*Task to complete:* Copy each line holding the string "wearing".

*Supplied entries:*
================

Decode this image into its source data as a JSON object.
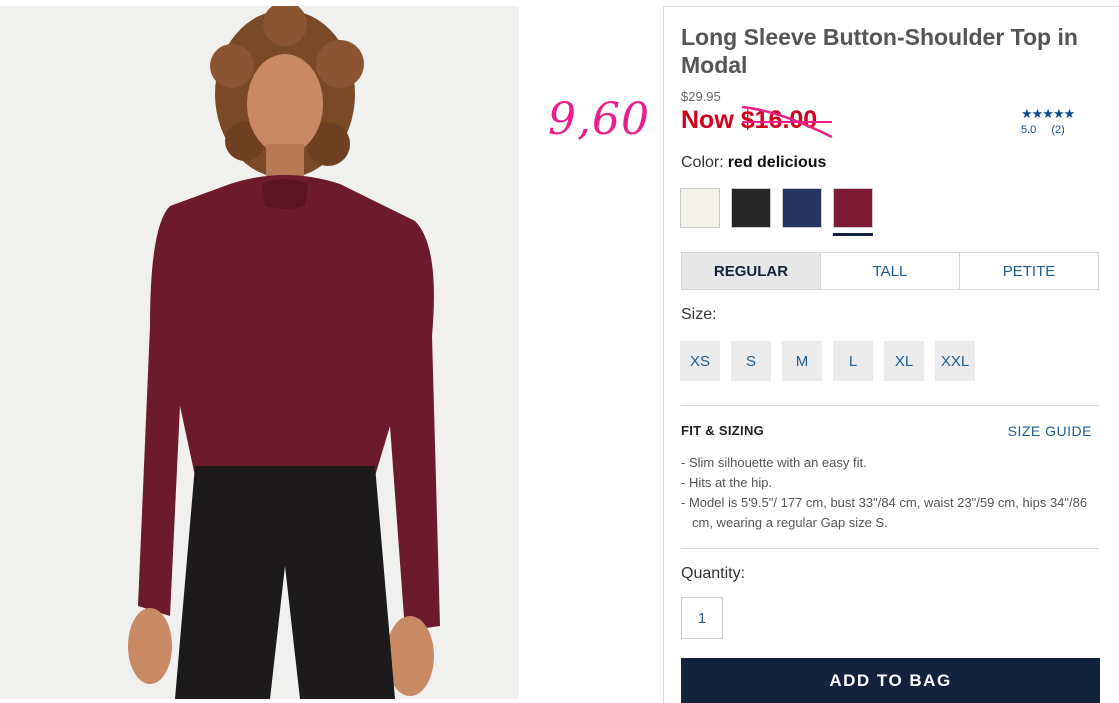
{
  "product": {
    "title": "Long Sleeve Button-Shoulder Top in Modal",
    "original_price": "$29.95",
    "now_label": "Now",
    "sale_price": "$16.00",
    "image_alt": "Model wearing long sleeve button-shoulder top"
  },
  "annotation": {
    "text": "9,60",
    "color": "#ea1f8c"
  },
  "rating": {
    "stars": "★★★★★",
    "score": "5.0",
    "count": "(2)"
  },
  "color": {
    "label": "Color:",
    "selected": "red delicious",
    "swatches": [
      {
        "name": "white",
        "hex": "#f3f2ec"
      },
      {
        "name": "black",
        "hex": "#262626"
      },
      {
        "name": "navy",
        "hex": "#27325e"
      },
      {
        "name": "red delicious",
        "hex": "#7e1a35"
      }
    ]
  },
  "fit": {
    "tabs": [
      "REGULAR",
      "TALL",
      "PETITE"
    ],
    "active": "REGULAR"
  },
  "size": {
    "label": "Size:",
    "options": [
      "XS",
      "S",
      "M",
      "L",
      "XL",
      "XXL"
    ]
  },
  "fit_sizing": {
    "heading": "FIT & SIZING",
    "guide_label": "SIZE GUIDE",
    "details": [
      "Slim silhouette with an easy fit.",
      "Hits at the hip.",
      "Model is 5'9.5\"/ 177 cm, bust 33\"/84 cm, waist 23\"/59 cm, hips 34\"/86 cm, wearing a regular Gap size S."
    ]
  },
  "quantity": {
    "label": "Quantity:",
    "value": "1"
  },
  "cta": {
    "add_to_bag": "ADD TO BAG"
  },
  "colors": {
    "accent": "#13233d",
    "sale": "#d0021b",
    "link": "#1d5c95"
  }
}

================

*Answer to the problem:*
    "image_alt": "Model wearing long sleeve button-shoulder top"
      "Model is 5'9.5\"/ 177 cm, bust 33\"/84 cm, waist 23\"/59 cm, hips 34\"/86 cm, wearing a regular Gap size S."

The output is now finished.